* **Task material**

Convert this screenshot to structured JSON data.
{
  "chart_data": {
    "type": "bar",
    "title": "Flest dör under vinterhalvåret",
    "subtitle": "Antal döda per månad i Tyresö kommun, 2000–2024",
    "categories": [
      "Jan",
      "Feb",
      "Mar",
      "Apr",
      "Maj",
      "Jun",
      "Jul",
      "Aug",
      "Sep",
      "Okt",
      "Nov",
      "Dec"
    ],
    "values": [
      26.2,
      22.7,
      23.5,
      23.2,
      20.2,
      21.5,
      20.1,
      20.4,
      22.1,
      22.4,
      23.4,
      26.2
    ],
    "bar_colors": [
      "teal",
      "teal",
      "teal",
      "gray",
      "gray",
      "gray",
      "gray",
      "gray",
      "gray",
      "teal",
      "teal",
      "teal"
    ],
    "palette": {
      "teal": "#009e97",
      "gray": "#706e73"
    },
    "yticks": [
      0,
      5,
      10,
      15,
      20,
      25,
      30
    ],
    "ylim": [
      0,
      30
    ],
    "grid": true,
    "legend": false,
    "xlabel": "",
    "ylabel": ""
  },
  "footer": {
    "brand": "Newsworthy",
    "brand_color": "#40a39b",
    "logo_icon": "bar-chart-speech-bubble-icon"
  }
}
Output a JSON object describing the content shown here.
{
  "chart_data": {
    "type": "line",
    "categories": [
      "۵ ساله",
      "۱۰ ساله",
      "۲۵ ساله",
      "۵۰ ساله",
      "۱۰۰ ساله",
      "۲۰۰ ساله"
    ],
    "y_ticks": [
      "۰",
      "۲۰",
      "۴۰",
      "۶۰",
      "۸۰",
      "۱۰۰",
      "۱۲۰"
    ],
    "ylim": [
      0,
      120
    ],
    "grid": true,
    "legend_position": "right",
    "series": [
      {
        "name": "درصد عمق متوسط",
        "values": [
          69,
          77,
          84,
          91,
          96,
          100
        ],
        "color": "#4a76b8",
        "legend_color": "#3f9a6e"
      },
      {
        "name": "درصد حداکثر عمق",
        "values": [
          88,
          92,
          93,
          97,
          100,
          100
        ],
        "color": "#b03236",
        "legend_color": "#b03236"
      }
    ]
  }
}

* **What is required**
Please give back all of the records exactly as written.

* **Solution**
Convert this screenshot to structured JSON data.
{
  "chart_data": {
    "type": "bar",
    "title": "Flest dör under vinterhalvåret",
    "subtitle": "Antal döda per månad i Tyresö kommun, 2000–2024",
    "categories": [
      "Jan",
      "Feb",
      "Mar",
      "Apr",
      "Maj",
      "Jun",
      "Jul",
      "Aug",
      "Sep",
      "Okt",
      "Nov",
      "Dec"
    ],
    "values": [
      26.2,
      22.7,
      23.5,
      23.2,
      20.2,
      21.5,
      20.1,
      20.4,
      22.1,
      22.4,
      23.4,
      26.2
    ],
    "bar_colors": [
      "teal",
      "teal",
      "teal",
      "gray",
      "gray",
      "gray",
      "gray",
      "gray",
      "gray",
      "teal",
      "teal",
      "teal"
    ],
    "palette": {
      "teal": "#009e97",
      "gray": "#706e73"
    },
    "yticks": [
      0,
      5,
      10,
      15,
      20,
      25,
      30
    ],
    "ylim": [
      0,
      30
    ],
    "grid": true,
    "legend": false,
    "xlabel": "",
    "ylabel": ""
  },
  "footer": {
    "brand": "Newsworthy",
    "brand_color": "#40a39b",
    "logo_icon": "bar-chart-speech-bubble-icon"
  }
}
Output a JSON object describing the content shown here.
{
  "chart_data": {
    "type": "line",
    "categories": [
      "۵ ساله",
      "۱۰ ساله",
      "۲۵ ساله",
      "۵۰ ساله",
      "۱۰۰ ساله",
      "۲۰۰ ساله"
    ],
    "y_ticks": [
      "۰",
      "۲۰",
      "۴۰",
      "۶۰",
      "۸۰",
      "۱۰۰",
      "۱۲۰"
    ],
    "ylim": [
      0,
      120
    ],
    "grid": true,
    "legend_position": "right",
    "series": [
      {
        "name": "درصد عمق متوسط",
        "values": [
          69,
          77,
          84,
          91,
          96,
          100
        ],
        "color": "#4a76b8",
        "legend_color": "#3f9a6e"
      },
      {
        "name": "درصد حداکثر عمق",
        "values": [
          88,
          92,
          93,
          97,
          100,
          100
        ],
        "color": "#b03236",
        "legend_color": "#b03236"
      }
    ]
  }
}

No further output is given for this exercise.